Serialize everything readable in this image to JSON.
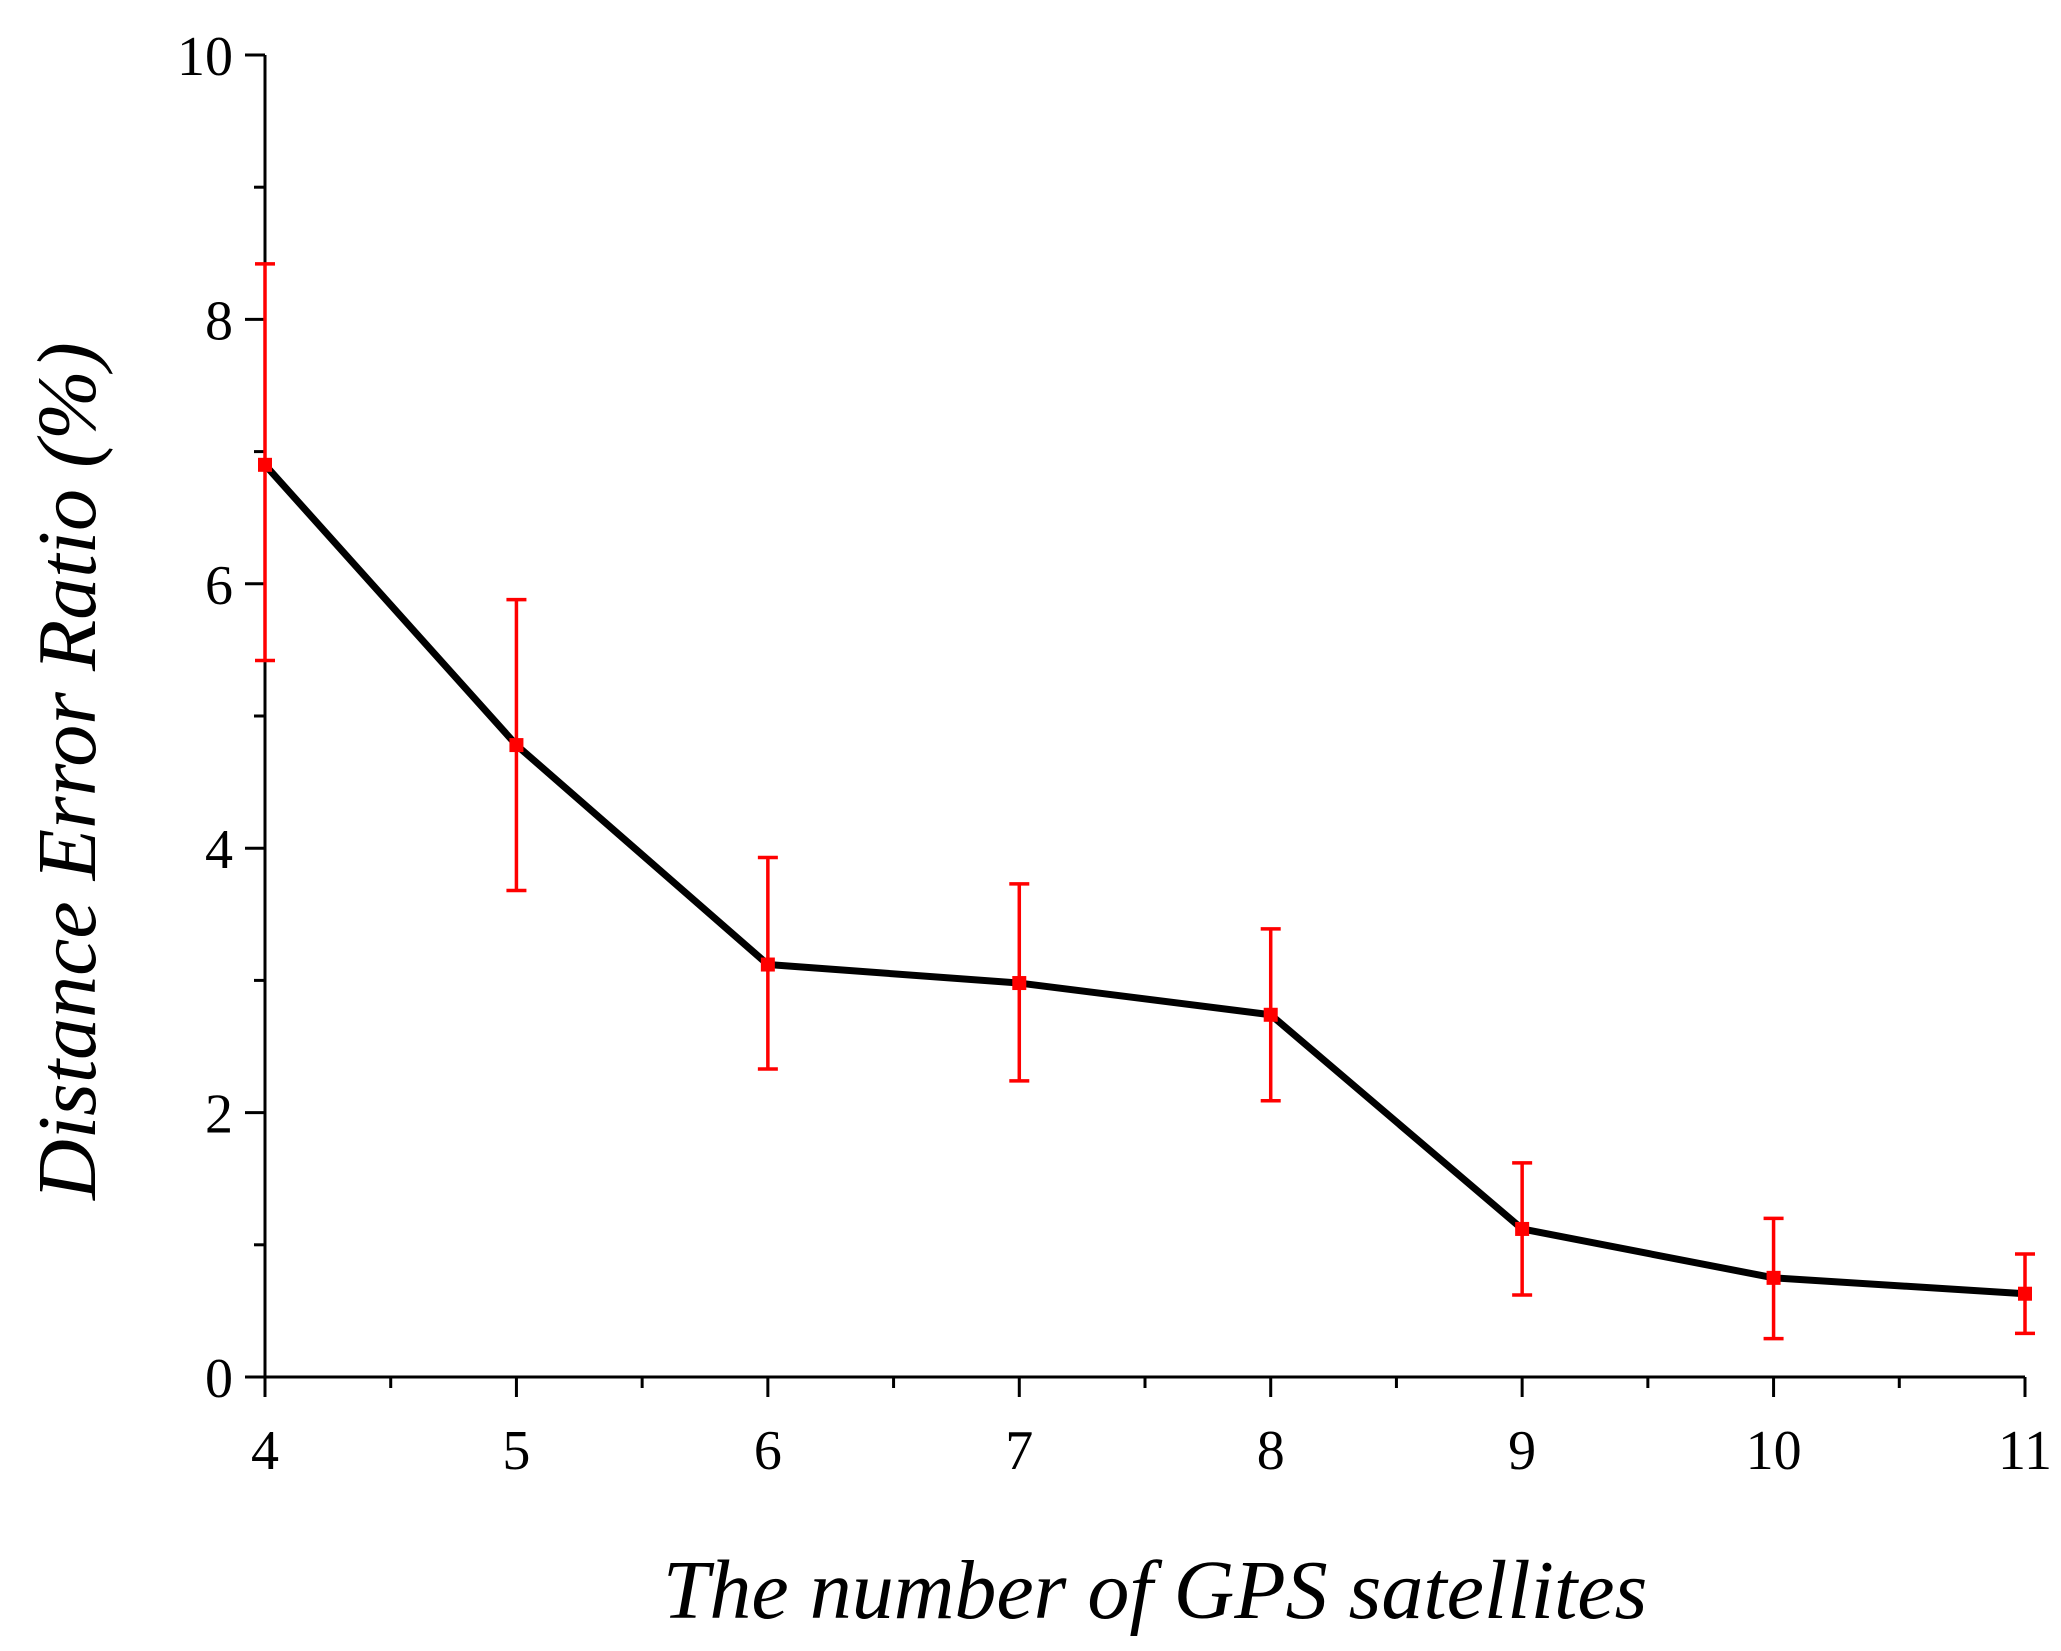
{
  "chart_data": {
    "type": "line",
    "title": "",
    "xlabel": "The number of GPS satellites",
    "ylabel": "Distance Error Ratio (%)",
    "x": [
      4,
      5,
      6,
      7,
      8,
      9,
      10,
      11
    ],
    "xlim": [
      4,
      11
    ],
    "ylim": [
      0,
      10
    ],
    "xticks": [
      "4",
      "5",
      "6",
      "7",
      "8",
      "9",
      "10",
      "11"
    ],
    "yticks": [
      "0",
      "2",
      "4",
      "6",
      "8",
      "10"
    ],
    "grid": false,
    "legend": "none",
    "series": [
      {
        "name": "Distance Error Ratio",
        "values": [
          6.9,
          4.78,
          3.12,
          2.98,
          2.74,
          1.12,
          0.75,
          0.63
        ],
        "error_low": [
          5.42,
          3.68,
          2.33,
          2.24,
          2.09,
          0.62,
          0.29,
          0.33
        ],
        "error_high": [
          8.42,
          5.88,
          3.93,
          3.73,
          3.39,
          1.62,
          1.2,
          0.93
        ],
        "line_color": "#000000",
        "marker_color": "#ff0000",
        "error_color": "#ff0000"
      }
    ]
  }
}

◇ ◇ ◇

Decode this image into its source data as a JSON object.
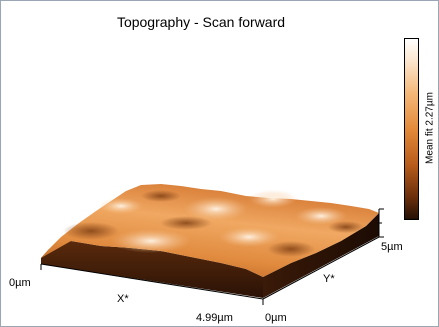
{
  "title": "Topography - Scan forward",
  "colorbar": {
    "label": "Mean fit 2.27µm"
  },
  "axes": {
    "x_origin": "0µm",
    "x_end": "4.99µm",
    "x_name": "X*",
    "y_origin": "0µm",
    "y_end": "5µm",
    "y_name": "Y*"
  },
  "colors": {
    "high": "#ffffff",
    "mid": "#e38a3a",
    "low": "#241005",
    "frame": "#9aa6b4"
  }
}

◇ ◇ ◇

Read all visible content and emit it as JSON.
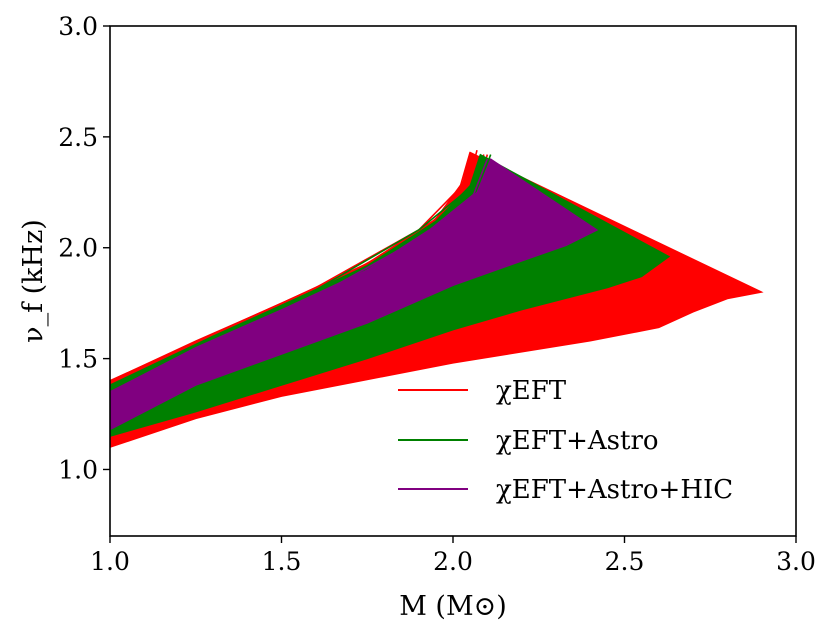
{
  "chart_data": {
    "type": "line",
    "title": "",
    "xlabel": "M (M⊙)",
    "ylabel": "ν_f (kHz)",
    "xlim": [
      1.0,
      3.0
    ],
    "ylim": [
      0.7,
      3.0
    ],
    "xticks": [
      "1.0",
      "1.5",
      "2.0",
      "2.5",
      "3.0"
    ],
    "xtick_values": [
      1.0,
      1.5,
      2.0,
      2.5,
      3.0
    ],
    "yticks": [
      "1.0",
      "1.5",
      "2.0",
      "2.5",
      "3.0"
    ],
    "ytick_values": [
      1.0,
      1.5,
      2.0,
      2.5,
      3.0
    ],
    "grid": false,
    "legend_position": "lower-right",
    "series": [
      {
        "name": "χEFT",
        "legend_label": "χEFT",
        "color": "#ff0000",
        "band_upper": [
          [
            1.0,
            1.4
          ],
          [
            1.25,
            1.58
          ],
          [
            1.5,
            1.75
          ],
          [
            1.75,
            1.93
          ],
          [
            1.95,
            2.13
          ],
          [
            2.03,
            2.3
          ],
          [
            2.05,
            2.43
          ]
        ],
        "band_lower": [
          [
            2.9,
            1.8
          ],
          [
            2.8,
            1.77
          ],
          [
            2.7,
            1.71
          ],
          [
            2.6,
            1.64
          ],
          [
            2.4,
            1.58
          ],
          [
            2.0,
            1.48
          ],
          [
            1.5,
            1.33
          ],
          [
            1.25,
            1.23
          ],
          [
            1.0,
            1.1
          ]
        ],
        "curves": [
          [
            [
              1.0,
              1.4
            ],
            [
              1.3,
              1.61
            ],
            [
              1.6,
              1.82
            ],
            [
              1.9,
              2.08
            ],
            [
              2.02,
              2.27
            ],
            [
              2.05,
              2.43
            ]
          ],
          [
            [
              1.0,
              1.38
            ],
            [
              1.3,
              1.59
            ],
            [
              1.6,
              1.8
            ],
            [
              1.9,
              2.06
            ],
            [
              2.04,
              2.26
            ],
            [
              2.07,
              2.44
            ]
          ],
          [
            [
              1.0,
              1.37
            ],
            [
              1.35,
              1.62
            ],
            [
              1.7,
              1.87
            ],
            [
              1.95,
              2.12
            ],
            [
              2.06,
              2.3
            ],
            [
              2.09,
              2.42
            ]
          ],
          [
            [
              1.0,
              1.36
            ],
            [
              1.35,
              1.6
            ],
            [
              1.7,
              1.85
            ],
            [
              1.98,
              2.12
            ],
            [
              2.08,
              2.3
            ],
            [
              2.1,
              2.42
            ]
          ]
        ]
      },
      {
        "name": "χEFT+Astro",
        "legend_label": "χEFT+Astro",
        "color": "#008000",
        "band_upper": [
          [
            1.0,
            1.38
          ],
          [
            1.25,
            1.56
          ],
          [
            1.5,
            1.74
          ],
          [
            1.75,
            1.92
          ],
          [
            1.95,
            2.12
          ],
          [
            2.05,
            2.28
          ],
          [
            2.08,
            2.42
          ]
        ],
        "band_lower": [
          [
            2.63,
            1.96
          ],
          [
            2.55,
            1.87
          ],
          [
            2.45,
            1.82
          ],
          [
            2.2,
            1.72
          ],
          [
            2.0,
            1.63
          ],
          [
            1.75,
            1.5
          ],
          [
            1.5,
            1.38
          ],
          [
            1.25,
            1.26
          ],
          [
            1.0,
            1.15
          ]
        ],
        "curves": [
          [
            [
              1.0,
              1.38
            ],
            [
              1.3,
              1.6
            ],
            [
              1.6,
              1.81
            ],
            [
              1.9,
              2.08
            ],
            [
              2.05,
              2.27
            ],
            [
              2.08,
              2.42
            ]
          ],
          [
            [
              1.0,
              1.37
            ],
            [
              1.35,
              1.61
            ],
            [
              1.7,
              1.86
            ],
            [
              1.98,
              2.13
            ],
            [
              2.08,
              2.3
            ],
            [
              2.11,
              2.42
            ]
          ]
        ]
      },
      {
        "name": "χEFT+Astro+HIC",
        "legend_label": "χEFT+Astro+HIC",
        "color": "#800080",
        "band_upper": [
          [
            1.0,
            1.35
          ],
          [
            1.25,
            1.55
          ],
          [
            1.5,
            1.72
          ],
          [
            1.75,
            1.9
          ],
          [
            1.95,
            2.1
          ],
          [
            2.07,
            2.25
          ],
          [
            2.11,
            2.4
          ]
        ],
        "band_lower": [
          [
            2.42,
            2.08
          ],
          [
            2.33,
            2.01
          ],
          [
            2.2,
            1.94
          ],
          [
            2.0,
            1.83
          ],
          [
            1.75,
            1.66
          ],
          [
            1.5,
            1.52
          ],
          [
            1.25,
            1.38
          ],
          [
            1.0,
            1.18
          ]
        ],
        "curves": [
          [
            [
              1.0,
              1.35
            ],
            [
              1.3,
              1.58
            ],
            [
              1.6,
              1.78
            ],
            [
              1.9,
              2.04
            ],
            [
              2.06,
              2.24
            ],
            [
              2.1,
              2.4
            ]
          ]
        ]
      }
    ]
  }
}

◇ ◇ ◇

__Requirements__.
Read the entries and pick out all lines that include the word "image".

__Result of this exercise__.
Serialize everything readable in this image to JSON.
Decode this image into its source data as a JSON object.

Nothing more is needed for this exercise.